***** GIVEN RECORDS *****

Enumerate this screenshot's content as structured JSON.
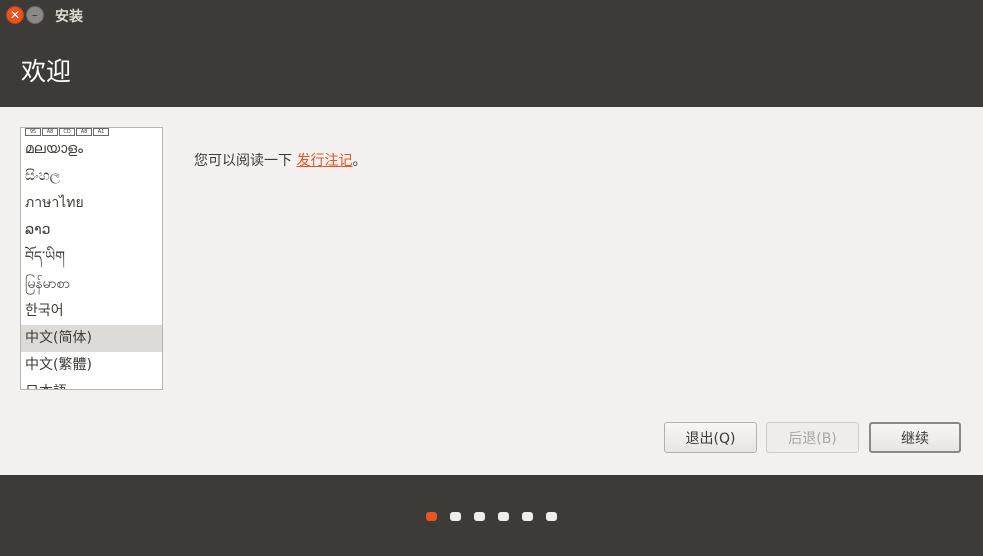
{
  "window": {
    "title": "安装"
  },
  "header": {
    "title": "欢迎"
  },
  "languages": {
    "fragment_glyphs": [
      "95",
      "A8",
      "CD",
      "A8",
      "A1"
    ],
    "items": [
      {
        "label": "മലയാളം",
        "selected": false
      },
      {
        "label": "සිංහල",
        "selected": false
      },
      {
        "label": "ภาษาไทย",
        "selected": false
      },
      {
        "label": "ລາວ",
        "selected": false
      },
      {
        "label": "བོད་ཡིག",
        "selected": false
      },
      {
        "label": "မြန်မာစာ",
        "selected": false
      },
      {
        "label": "한국어",
        "selected": false
      },
      {
        "label": "中文(简体)",
        "selected": true
      },
      {
        "label": "中文(繁體)",
        "selected": false
      },
      {
        "label": "日本語",
        "selected": false
      }
    ]
  },
  "main": {
    "text_prefix": "您可以阅读一下 ",
    "link": "发行注记",
    "text_suffix": "。"
  },
  "buttons": {
    "quit": "退出(Q)",
    "back": "后退(B)",
    "continue": "继续"
  },
  "progress": {
    "total_steps": 6,
    "current_step": 1
  }
}
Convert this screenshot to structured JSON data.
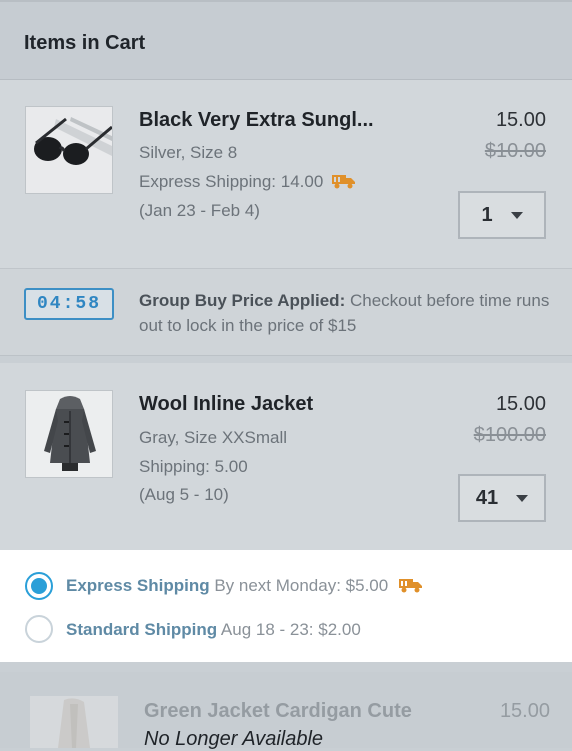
{
  "header": {
    "title": "Items in Cart"
  },
  "items": [
    {
      "name": "Black Very Extra Sungl...",
      "variant": "Silver, Size 8",
      "shipping": "Express Shipping:  14.00",
      "dates": "(Jan 23 - Feb 4)",
      "price": "15.00",
      "old_price": "$10.00",
      "qty": "1",
      "icon": "truck-icon"
    },
    {
      "name": "Wool Inline Jacket",
      "variant": "Gray, Size XXSmall",
      "shipping": "Shipping:  5.00",
      "dates": "(Aug 5 - 10)",
      "price": "15.00",
      "old_price": "$100.00",
      "qty": "41"
    }
  ],
  "group_buy": {
    "timer": "04:58",
    "label": "Group Buy Price Applied:",
    "text": " Checkout before time runs out to lock in the price of $15"
  },
  "shipping_options": [
    {
      "label": "Express Shipping",
      "detail": " By next Monday: $5.00",
      "selected": true,
      "icon": "truck-icon"
    },
    {
      "label": "Standard Shipping",
      "detail": " Aug 18 - 23:  $2.00",
      "selected": false
    }
  ],
  "unavailable_item": {
    "name": "Green Jacket Cardigan Cute",
    "status": "No Longer Available",
    "price": "15.00"
  },
  "colors": {
    "accent": "#2a9fd8",
    "truck": "#e0902a",
    "timer": "#2f86c2"
  }
}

*****

Omit the pictures, then output the rest of the listing exactly.

Enumerate this screenshot's content as structured JSON.
{
  "window": {
    "title": "安装"
  },
  "header": {
    "title": "欢迎"
  },
  "languages": {
    "fragment_glyphs": [
      "95",
      "A8",
      "CD",
      "A8",
      "A1"
    ],
    "items": [
      {
        "label": "മലയാളം",
        "selected": false
      },
      {
        "label": "සිංහල",
        "selected": false
      },
      {
        "label": "ภาษาไทย",
        "selected": false
      },
      {
        "label": "ລາວ",
        "selected": false
      },
      {
        "label": "བོད་ཡིག",
        "selected": false
      },
      {
        "label": "မြန်မာစာ",
        "selected": false
      },
      {
        "label": "한국어",
        "selected": false
      },
      {
        "label": "中文(简体)",
        "selected": true
      },
      {
        "label": "中文(繁體)",
        "selected": false
      },
      {
        "label": "日本語",
        "selected": false
      }
    ]
  },
  "main": {
    "text_prefix": "您可以阅读一下 ",
    "link": "发行注记",
    "text_suffix": "。"
  },
  "buttons": {
    "quit": "退出(Q)",
    "back": "后退(B)",
    "continue": "继续"
  },
  "progress": {
    "total_steps": 6,
    "current_step": 1
  }
}
Convert this screenshot to structured JSON data.
{
  "header": {
    "title": "Items in Cart"
  },
  "items": [
    {
      "name": "Black Very Extra Sungl...",
      "variant": "Silver, Size 8",
      "shipping": "Express Shipping:  14.00",
      "dates": "(Jan 23 - Feb 4)",
      "price": "15.00",
      "old_price": "$10.00",
      "qty": "1",
      "icon": "truck-icon"
    },
    {
      "name": "Wool Inline Jacket",
      "variant": "Gray, Size XXSmall",
      "shipping": "Shipping:  5.00",
      "dates": "(Aug 5 - 10)",
      "price": "15.00",
      "old_price": "$100.00",
      "qty": "41"
    }
  ],
  "group_buy": {
    "timer": "04:58",
    "label": "Group Buy Price Applied:",
    "text": " Checkout before time runs out to lock in the price of $15"
  },
  "shipping_options": [
    {
      "label": "Express Shipping",
      "detail": " By next Monday: $5.00",
      "selected": true,
      "icon": "truck-icon"
    },
    {
      "label": "Standard Shipping",
      "detail": " Aug 18 - 23:  $2.00",
      "selected": false
    }
  ],
  "unavailable_item": {
    "name": "Green Jacket Cardigan Cute",
    "status": "No Longer Available",
    "price": "15.00"
  },
  "colors": {
    "accent": "#2a9fd8",
    "truck": "#e0902a",
    "timer": "#2f86c2"
  }
}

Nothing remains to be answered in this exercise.